== Your goal ==
Reproduce each line from the records that holds "CHANGED".

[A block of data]

________________

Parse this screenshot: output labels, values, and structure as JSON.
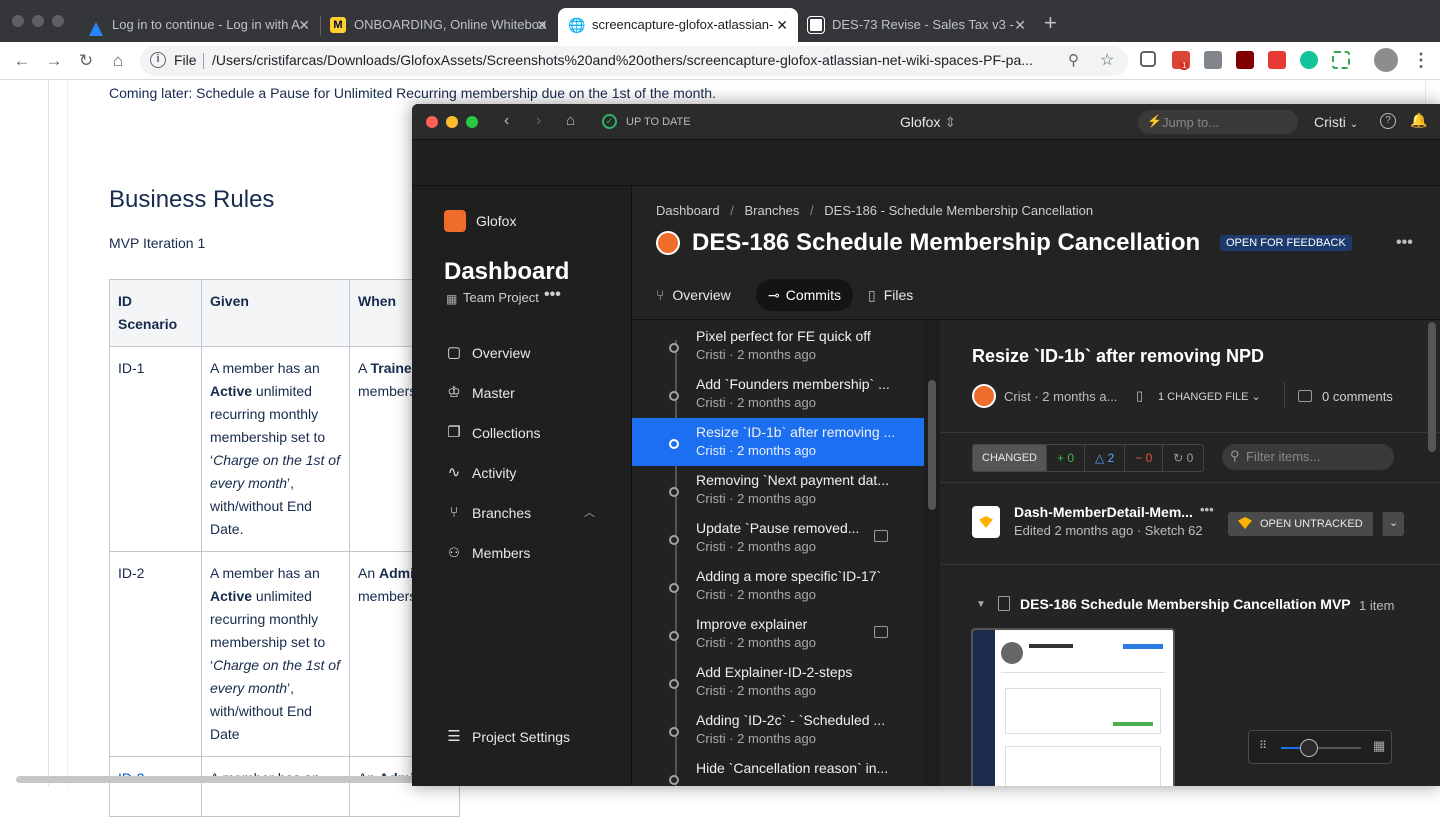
{
  "browser": {
    "tabs": [
      {
        "title": "Log in to continue - Log in with A",
        "color": "#2684ff"
      },
      {
        "title": "ONBOARDING, Online Whiteboa",
        "color": "#ffd02f"
      },
      {
        "title": "screencapture-glofox-atlassian-",
        "color": "#5f6368"
      },
      {
        "title": "DES-73 Revise - Sales Tax v3 - ",
        "color": "#ffffff"
      }
    ],
    "file_label": "File",
    "url": "/Users/cristifarcas/Downloads/GlofoxAssets/Screenshots%20and%20others/screencapture-glofox-atlassian-net-wiki-spaces-PF-pa...",
    "gmail_badge": "1"
  },
  "confluence": {
    "coming_later": "Coming later: Schedule a Pause for Unlimited Recurring membership due on the 1st of the month.",
    "heading": "Business Rules",
    "mvp": "MVP Iteration 1",
    "headers": [
      "ID Scenario",
      "Given",
      "When"
    ],
    "rows": [
      {
        "id": "ID-1",
        "given_a": "A member has an ",
        "given_b": "Active",
        "given_c": " unlimited recurring monthly membership set to ‘",
        "given_d": "Charge on the 1st of every month",
        "given_e": "’, with/without End Date.",
        "when_a": "A ",
        "when_b": "Traine",
        "when_c": "members"
      },
      {
        "id": "ID-2",
        "given_a": "A member has an ",
        "given_b": "Active",
        "given_c": " unlimited recurring monthly membership set to ‘",
        "given_d": "Charge on the 1st of every month",
        "given_e": "’, with/without End Date",
        "when_a": "An ",
        "when_b": "Admi",
        "when_c": "members"
      },
      {
        "id": "ID-3",
        "given_a": "A member has an",
        "when_a": "An ",
        "when_b": "Admi"
      }
    ]
  },
  "app": {
    "status": "UP TO DATE",
    "project": "Glofox",
    "jump_placeholder": "Jump to...",
    "user": "Cristi",
    "sidebar": {
      "org": "Glofox",
      "title": "Dashboard",
      "team": "Team Project",
      "items": [
        {
          "label": "Overview",
          "icon": "overview-icon",
          "glyph": "▢"
        },
        {
          "label": "Master",
          "icon": "crown-icon",
          "glyph": "♔"
        },
        {
          "label": "Collections",
          "icon": "collections-icon",
          "glyph": "❐"
        },
        {
          "label": "Activity",
          "icon": "activity-icon",
          "glyph": "∿"
        },
        {
          "label": "Branches",
          "icon": "branch-icon",
          "glyph": "⑂"
        },
        {
          "label": "Members",
          "icon": "person-icon",
          "glyph": "👤"
        }
      ],
      "settings": "Project Settings"
    },
    "breadcrumb": [
      "Dashboard",
      "Branches",
      "DES-186 - Schedule Membership Cancellation"
    ],
    "branch_title": "DES-186 Schedule Membership Cancellation",
    "branch_status": "OPEN FOR FEEDBACK",
    "tabs": [
      "Overview",
      "Commits",
      "Files"
    ],
    "commits": [
      {
        "title": "Pixel perfect for FE quick off",
        "meta": "Cristi · 2 months ago",
        "comment": false
      },
      {
        "title": "Add `Founders membership` ...",
        "meta": "Cristi · 2 months ago",
        "comment": false
      },
      {
        "title": "Resize `ID-1b` after removing ...",
        "meta": "Cristi · 2 months ago",
        "comment": false
      },
      {
        "title": "Removing `Next payment dat...",
        "meta": "Cristi · 2 months ago",
        "comment": false
      },
      {
        "title": "Update `Pause removed...",
        "meta": "Cristi · 2 months ago",
        "comment": true
      },
      {
        "title": "Adding a more specific`ID-17`",
        "meta": "Cristi · 2 months ago",
        "comment": false
      },
      {
        "title": "Improve explainer",
        "meta": "Cristi · 2 months ago",
        "comment": true
      },
      {
        "title": "Add Explainer-ID-2-steps",
        "meta": "Cristi · 2 months ago",
        "comment": false
      },
      {
        "title": "Adding `ID-2c` - `Scheduled ...",
        "meta": "Cristi · 2 months ago",
        "comment": false
      },
      {
        "title": "Hide `Cancellation reason` in...",
        "meta": "",
        "comment": false
      }
    ],
    "detail": {
      "title": "Resize `ID-1b` after removing NPD",
      "author": "Crist · 2 months a...",
      "changed_files": "1 CHANGED FILE",
      "comments": "0 comments",
      "filter_changed": "CHANGED",
      "added": "+ 0",
      "modified": "△ 2",
      "removed": "− 0",
      "moved": "↻ 0",
      "filter_placeholder": "Filter items...",
      "file_name": "Dash-MemberDetail-Mem...",
      "file_meta": "Edited 2 months ago · Sketch 62",
      "open_btn": "OPEN UNTRACKED",
      "collection_title": "DES-186 Schedule Membership Cancellation MVP",
      "collection_count": "1 item"
    }
  }
}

________________

== Written solution ==
      "changed_files": "1 CHANGED FILE",
      "filter_changed": "CHANGED",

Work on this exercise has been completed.